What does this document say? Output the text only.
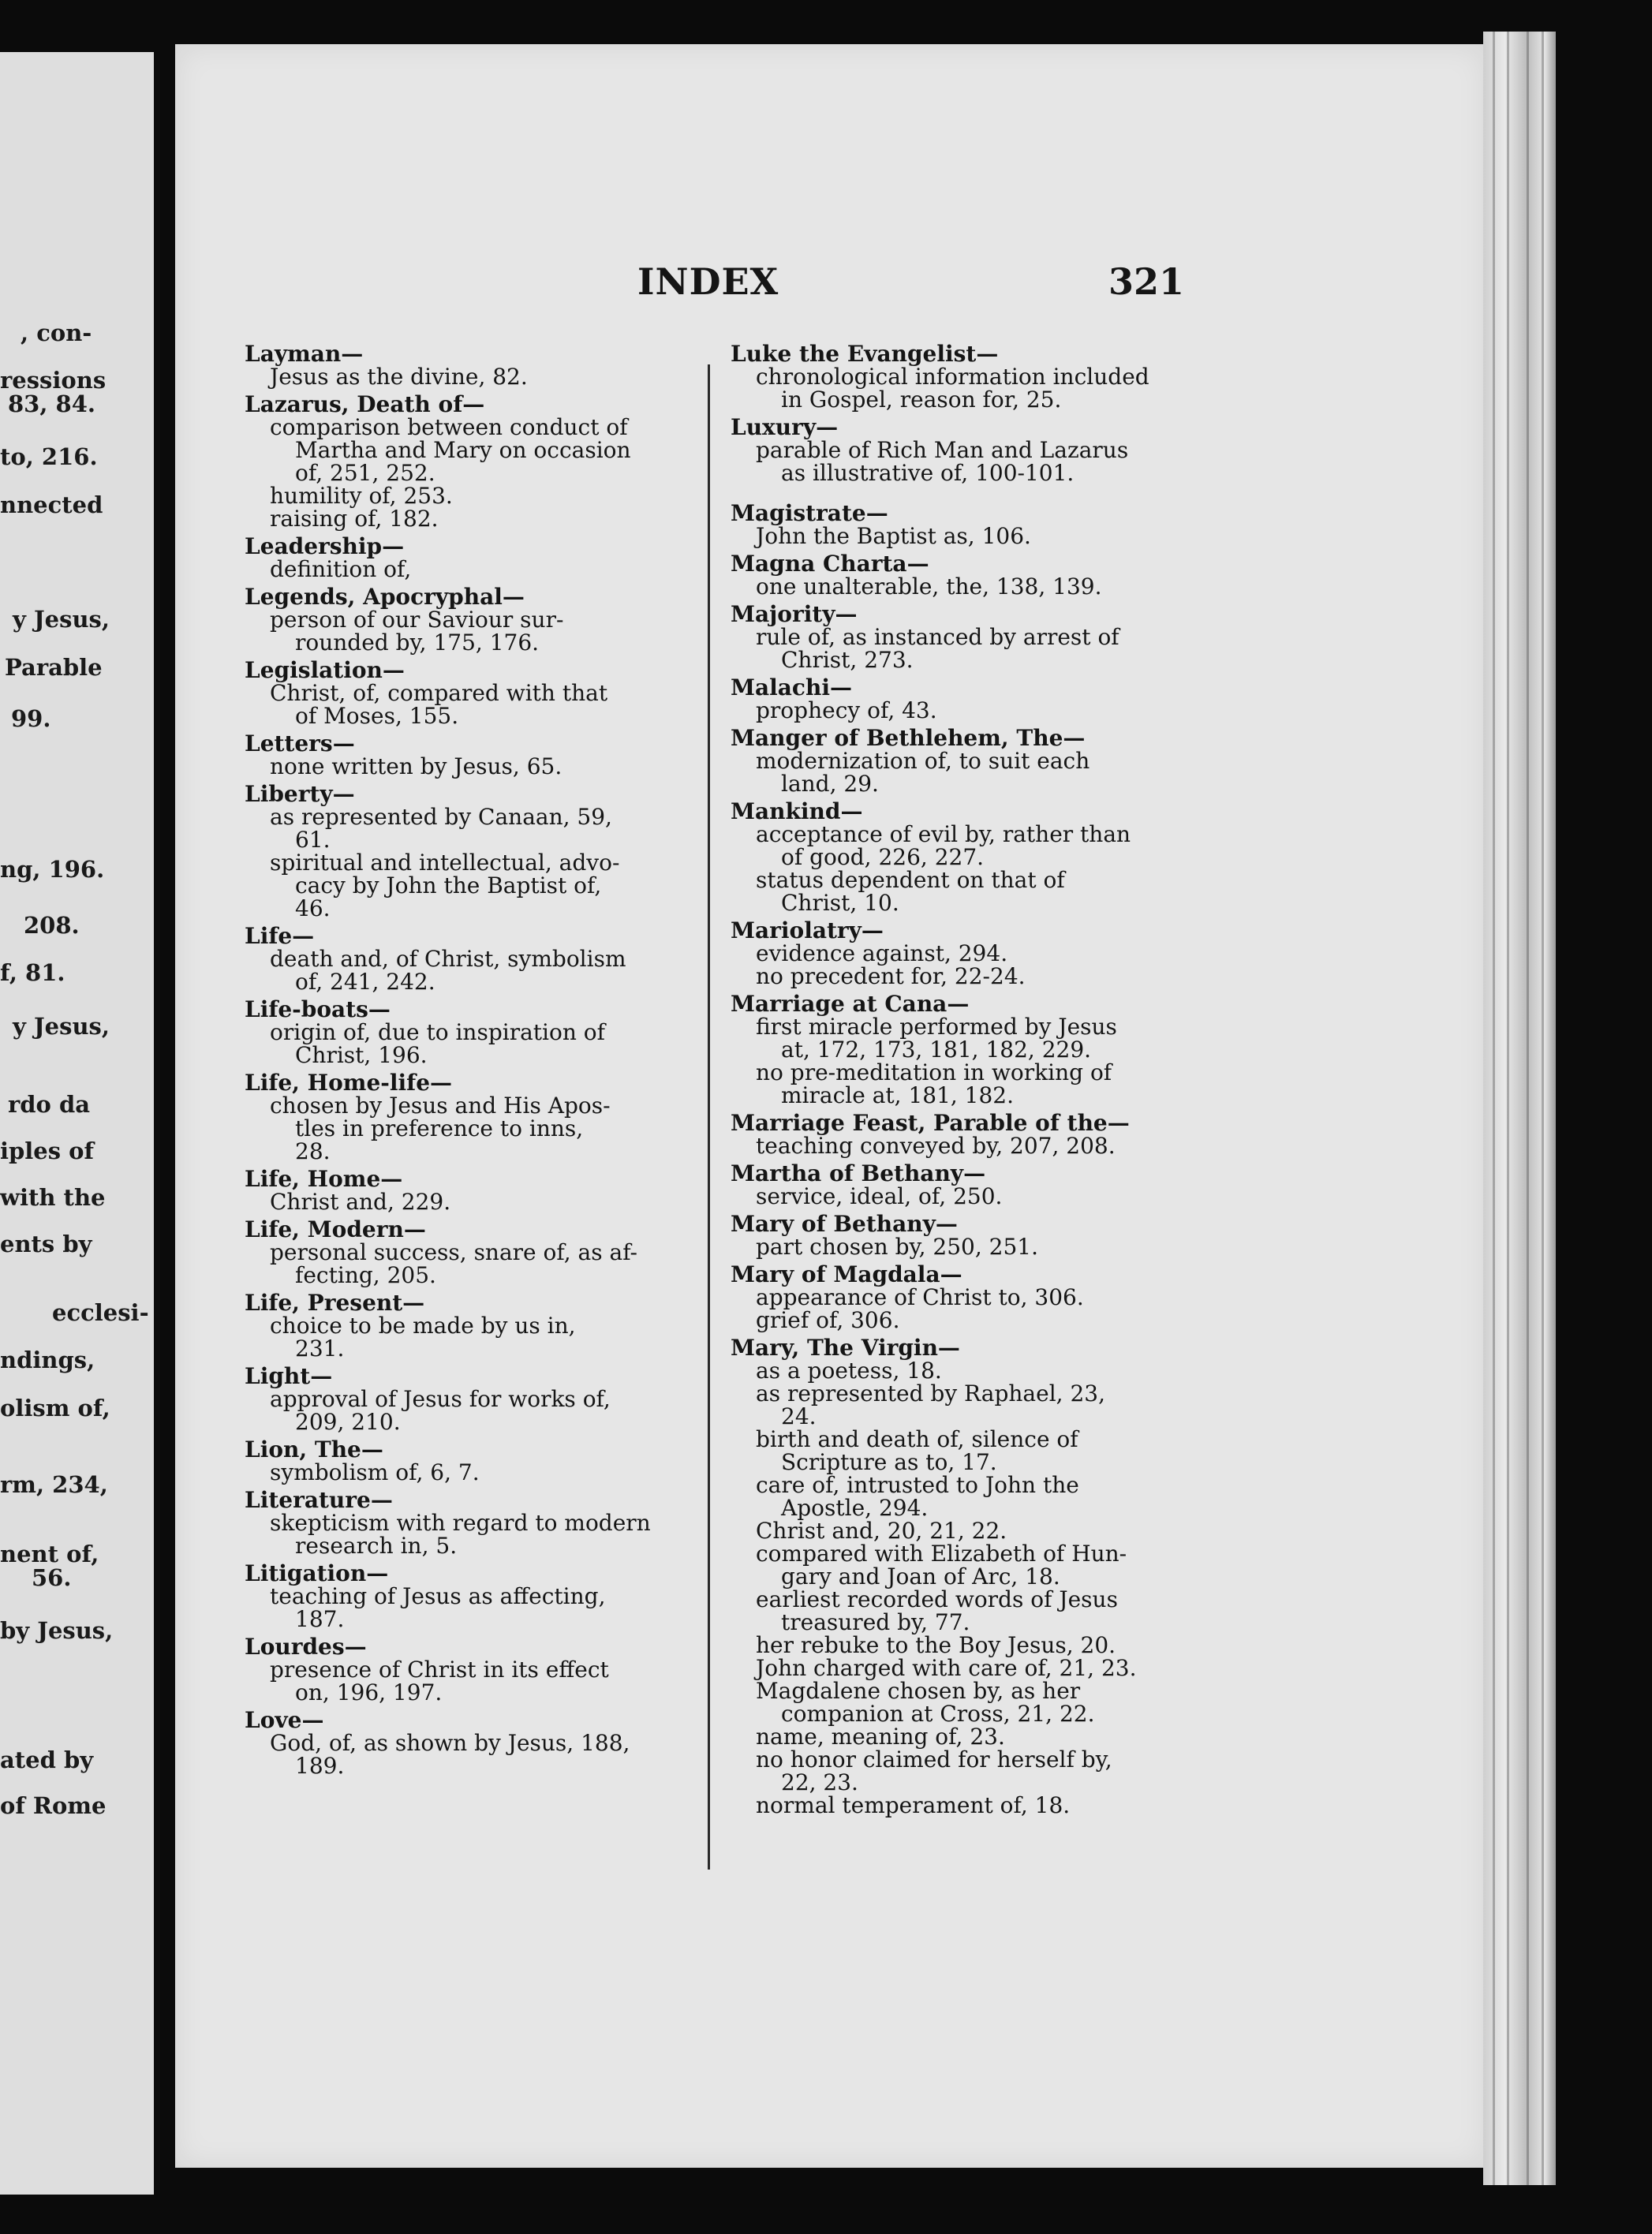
, con-
ressions
83, 84.
to, 216.
nnected
y Jesus,
Parable
99.
ng, 196.
208.
f, 81.
y Jesus,
rdo da
iples of
with the
ents by
ecclesi-
ndings,
olism of,
rm, 234,
nent of,
56.
by Jesus,
ated by
of Rome
INDEX	321
Layman—
Jesus as the divine, 82.
Lazarus, Death of—
comparison between conduct of
Martha and Mary on occasion
of, 251, 252.
humility of, 253.
raising of, 182.
Leadership—
definition of,
Legends, Apocryphal—
person of our Saviour sur-
rounded by, 175, 176.
Legislation—
Christ, of, compared with that
of Moses, 155.
Letters—
none written by Jesus, 65.
Liberty—
as represented by Canaan, 59,
61.
spiritual and intellectual, advo-
cacy by John the Baptist of,
46.
Life—
death and, of Christ, symbolism
of, 241, 242.
Life-boats—
origin of, due to inspiration of
Christ, 196.
Life, Home-life—
chosen by Jesus and His Apos-
tles in preference to inns,
28.
Life, Home—
Christ and, 229.
Life, Modern—
personal success, snare of, as af-
fecting, 205.
Life, Present—
choice to be made by us in,
231.
Light—
approval of Jesus for works of,
209, 210.
Lion, The—
symbolism of, 6, 7.
Literature—
skepticism with regard to modern
research in, 5.
Litigation—
teaching of Jesus as affecting,
187.
Lourdes—
presence of Christ in its effect
on, 196, 197.
Love—
God, of, as shown by Jesus, 188,
189.
Luke the Evangelist—
chronological information included
in Gospel, reason for, 25.
Luxury—
parable of Rich Man and Lazarus
as illustrative of, 100-101.
Magistrate—
John the Baptist as, 106.
Magna Charta—
one unalterable, the, 138, 139.
Majority—
rule of, as instanced by arrest of
Christ, 273.
Malachi—
prophecy of, 43.
Manger of Bethlehem, The—
modernization of, to suit each
land, 29.
Mankind—
acceptance of evil by, rather than
of good, 226, 227.
status dependent on that of
Christ, 10.
Mariolatry—
evidence against, 294.
no precedent for, 22-24.
Marriage at Cana—
first miracle performed by Jesus
at, 172, 173, 181, 182, 229.
no pre-meditation in working of
miracle at, 181, 182.
Marriage Feast, Parable of the—
teaching conveyed by, 207, 208.
Martha of Bethany—
service, ideal, of, 250.
Mary of Bethany—
part chosen by, 250, 251.
Mary of Magdala—
appearance of Christ to, 306.
grief of, 306.
Mary, The Virgin—
as a poetess, 18.
as represented by Raphael, 23,
24.
birth and death of, silence of
Scripture as to, 17.
care of, intrusted to John the
Apostle, 294.
Christ and, 20, 21, 22.
compared with Elizabeth of Hun-
gary and Joan of Arc, 18.
earliest recorded words of Jesus
treasured by, 77.
her rebuke to the Boy Jesus, 20.
John charged with care of, 21, 23.
Magdalene chosen by, as her
companion at Cross, 21, 22.
name, meaning of, 23.
no honor claimed for herself by,
22, 23.
normal temperament of, 18.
────────────────────────────────────────
■ INSTRUCTION: Transcribe each line above verbatim, with the pictures left out.

■ TASK RESPONSE:
What does this document say? Output the text only.
, con-
ressions
83, 84.
to, 216.
nnected
y Jesus,
Parable
99.
ng, 196.
208.
f, 81.
y Jesus,
rdo da
iples of
with the
ents by
ecclesi-
ndings,
olism of,
rm, 234,
nent of,
56.
by Jesus,
ated by
of Rome
INDEX	321
Layman—
Jesus as the divine, 82.
Lazarus, Death of—
comparison between conduct of
Martha and Mary on occasion
of, 251, 252.
humility of, 253.
raising of, 182.
Leadership—
definition of,
Legends, Apocryphal—
person of our Saviour sur-
rounded by, 175, 176.
Legislation—
Christ, of, compared with that
of Moses, 155.
Letters—
none written by Jesus, 65.
Liberty—
as represented by Canaan, 59,
61.
spiritual and intellectual, advo-
cacy by John the Baptist of,
46.
Life—
death and, of Christ, symbolism
of, 241, 242.
Life-boats—
origin of, due to inspiration of
Christ, 196.
Life, Home-life—
chosen by Jesus and His Apos-
tles in preference to inns,
28.
Life, Home—
Christ and, 229.
Life, Modern—
personal success, snare of, as af-
fecting, 205.
Life, Present—
choice to be made by us in,
231.
Light—
approval of Jesus for works of,
209, 210.
Lion, The—
symbolism of, 6, 7.
Literature—
skepticism with regard to modern
research in, 5.
Litigation—
teaching of Jesus as affecting,
187.
Lourdes—
presence of Christ in its effect
on, 196, 197.
Love—
God, of, as shown by Jesus, 188,
189.
Luke the Evangelist—
chronological information included
in Gospel, reason for, 25.
Luxury—
parable of Rich Man and Lazarus
as illustrative of, 100-101.
Magistrate—
John the Baptist as, 106.
Magna Charta—
one unalterable, the, 138, 139.
Majority—
rule of, as instanced by arrest of
Christ, 273.
Malachi—
prophecy of, 43.
Manger of Bethlehem, The—
modernization of, to suit each
land, 29.
Mankind—
acceptance of evil by, rather than
of good, 226, 227.
status dependent on that of
Christ, 10.
Mariolatry—
evidence against, 294.
no precedent for, 22-24.
Marriage at Cana—
first miracle performed by Jesus
at, 172, 173, 181, 182, 229.
no pre-meditation in working of
miracle at, 181, 182.
Marriage Feast, Parable of the—
teaching conveyed by, 207, 208.
Martha of Bethany—
service, ideal, of, 250.
Mary of Bethany—
part chosen by, 250, 251.
Mary of Magdala—
appearance of Christ to, 306.
grief of, 306.
Mary, The Virgin—
as a poetess, 18.
as represented by Raphael, 23,
24.
birth and death of, silence of
Scripture as to, 17.
care of, intrusted to John the
Apostle, 294.
Christ and, 20, 21, 22.
compared with Elizabeth of Hun-
gary and Joan of Arc, 18.
earliest recorded words of Jesus
treasured by, 77.
her rebuke to the Boy Jesus, 20.
John charged with care of, 21, 23.
Magdalene chosen by, as her
companion at Cross, 21, 22.
name, meaning of, 23.
no honor claimed for herself by,
22, 23.
normal temperament of, 18.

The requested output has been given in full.